** BEGIN SELECTED PASSAGE **

Formation of Indonesian state geothermal holding company ongoing Geothermal plant, Indonesia (source: PLN)
Alexander Richter 8 Nov 2021

The formation of a geothermal holding company which will combine assets of the three main state-owned geothermal players, PLN, Pertamina Geothermal Energy and Geo Dipa Energi, is ongoing.

The process of the formation of the planned Indonesian state geothermal holding company is still ongoing, as reported by Kontan in Indonesia.  The Ministry of State-Owned Enterprises (BUMN) states that the consolidation of assets of the different geothermal state-owned entities would provide them shares in the holding.

“In establishing a geothermal holding company, we only discuss assets managed by PLN (Central) and Indonesia Power,” said PLN Gas & Geothermal Operations Director Yudistian Yunis to Kontan, last week.  Yudistian also confirmed that so far PLN GG does in itself not have managed geothermal power plant (PLTP) assets.

Kontan noted that this year, PLN GG is targeted to start operating and managing PLN’s PLTP assets. In addition, PLN is trying to encourage geothermal development in the country.

The low utilization of geothermal energy is caused by various factors, one of which is the high investment cost due to high exploration costs. Just the drilling rig can cost around US$100,000 (Rp1.4 billion) per day. This has resulted in the price of electricity from PLTP (Geothermal Power Plant) which is more expensive than coal-fired plants.

Operation and Maintenance Manager of PT Indonesia Power Kamojang POMU Wahyu Somantri revealed that the price of electricity from the Kamojang PLTP is US$ 6 cents per kwh. Meanwhile, the price of electricity from coal-fired power plants is only US$ 3 cents per kwh. Therefore, regulatory alignments are needed to encourage more massive use of renewable energy.

“If indeed EBT (new renewable energy) wants to succeed, it is necessary to make more friendly regulations,” said Wahyu.

Wahyu added, about 80% of the operational costs of the Kamojang PLTP are used to buy steam. According to him, if the steam supply is managed independently, expenses can be reduced and electricity prices are likely to be cheaper.

** END SELECTED PASSAGE **

WRITTEN INSTRUCTION A: According to the article on the Indonesian geothermal holding company, what is the price of electricity from the Kamojang PLTP?

** BEGIN MATERIAL SUPPLIED **

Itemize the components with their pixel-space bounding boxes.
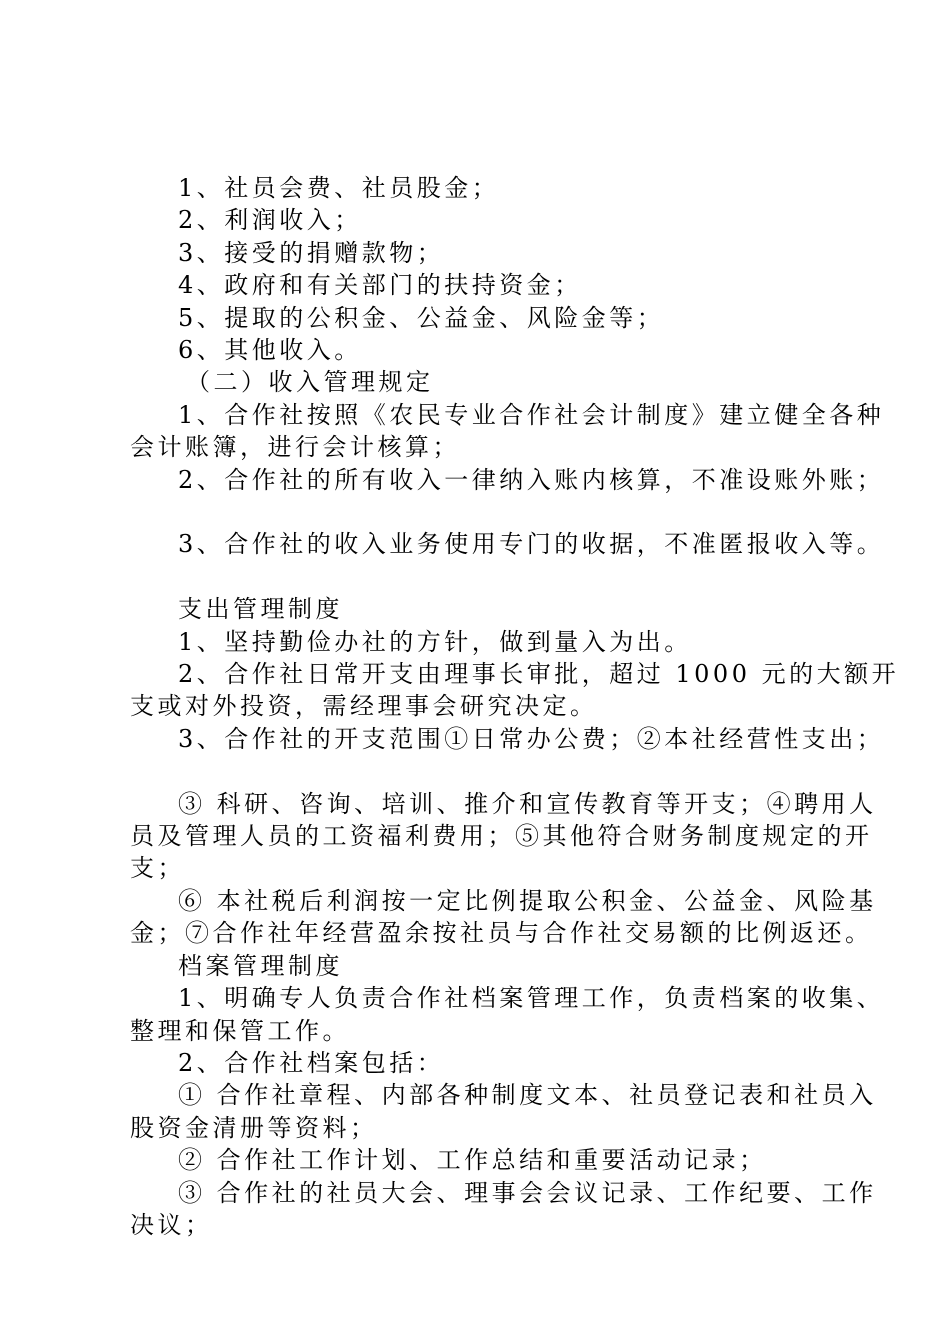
text-line: 2、利润收入； xyxy=(178,206,362,235)
text-line: 1、社员会费、社员股金； xyxy=(178,174,500,202)
text-line: 4、政府和有关部门的扶持资金； xyxy=(178,271,582,300)
text-line: 3、合作社的收入业务使用专门的收据，不准匿报收入等。 xyxy=(178,530,885,559)
document-body xyxy=(130,172,900,1241)
text-line: 支； xyxy=(130,854,185,883)
text-line: 5、提取的公积金、公益金、风险金等； xyxy=(178,303,665,332)
text-line: 3、合作社的开支范围①日常办公费；②本社经营性支出； xyxy=(178,724,885,753)
text-line: 2、合作社的所有收入一律纳入账内核算，不准设账外账； xyxy=(178,465,885,494)
text-line: 3、接受的捐赠款物； xyxy=(178,238,445,267)
text-line: ③ 科研、咨询、培训、推介和宣传教育等开支；④聘用人 xyxy=(178,789,877,818)
text-line: 金；⑦合作社年经营盈余按社员与合作社交易额的比例返还。 xyxy=(130,919,873,948)
text-line: 会计账簿，进行会计核算； xyxy=(130,433,460,462)
blank-line xyxy=(130,561,830,593)
text-line: 决议； xyxy=(130,1210,213,1239)
blank-line xyxy=(130,755,830,787)
text-line: 股资金清册等资料； xyxy=(130,1113,378,1142)
text-line: 整理和保管工作。 xyxy=(130,1016,350,1045)
text-line: ③ 合作社的社员大会、理事会会议记录、工作纪要、工作 xyxy=(178,1178,877,1207)
text-line: 1、坚持勤俭办社的方针，做到量入为出。 xyxy=(178,627,692,656)
section-heading: 档案管理制度 xyxy=(178,951,343,980)
section-heading: （二）收入管理规定 xyxy=(186,368,434,397)
text-line: 1、明确专人负责合作社档案管理工作，负责档案的收集、 xyxy=(178,984,885,1013)
text-line: ⑥ 本社税后利润按一定比例提取公积金、公益金、风险基 xyxy=(178,886,877,915)
text-line: ① 合作社章程、内部各种制度文本、社员登记表和社员入 xyxy=(178,1081,877,1110)
text-line: 1、合作社按照《农民专业合作社会计制度》建立健全各种 xyxy=(178,400,885,429)
section-heading: 支出管理制度 xyxy=(178,595,343,624)
text-line: ② 合作社工作计划、工作总结和重要活动记录； xyxy=(178,1146,767,1175)
text-line: 支或对外投资，需经理事会研究决定。 xyxy=(130,692,598,721)
text-line: 2、合作社档案包括： xyxy=(178,1048,445,1077)
text-line: 2、合作社日常开支由理事长审批，超过 1000 元的大额开 xyxy=(178,660,900,689)
text-line: 6、其他收入。 xyxy=(178,336,362,365)
text-line: 员及管理人员的工资福利费用；⑤其他符合财务制度规定的开 xyxy=(130,822,873,851)
blank-line xyxy=(130,496,830,528)
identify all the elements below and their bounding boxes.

** END MATERIAL SUPPLIED **

WRITTEN INSTRUCTION B: In the records, retype the lines starting at the line that contains "text-line: 2、利润收入； xyxy=(178,206,362,235)" and ending at the line that contains "text-line: 2、合作社的所有收入一律纳入账内核算，不准设账外账； xyxy=(178,465,885,494)". Include both of those lines, and copy every character unchanged.

TASK RESPONSE A: US$ 6 cents per kwh.

TASK RESPONSE B:
text-line: 2、利润收入； xyxy=(178,206,362,235)
text-line: 1、社员会费、社员股金； xyxy=(178,174,500,202)
text-line: 4、政府和有关部门的扶持资金； xyxy=(178,271,582,300)
text-line: 3、合作社的收入业务使用专门的收据，不准匿报收入等。 xyxy=(178,530,885,559)
document-body xyxy=(130,172,900,1241)
text-line: 支； xyxy=(130,854,185,883)
text-line: 5、提取的公积金、公益金、风险金等； xyxy=(178,303,665,332)
text-line: 3、合作社的开支范围①日常办公费；②本社经营性支出； xyxy=(178,724,885,753)
text-line: 2、合作社的所有收入一律纳入账内核算，不准设账外账； xyxy=(178,465,885,494)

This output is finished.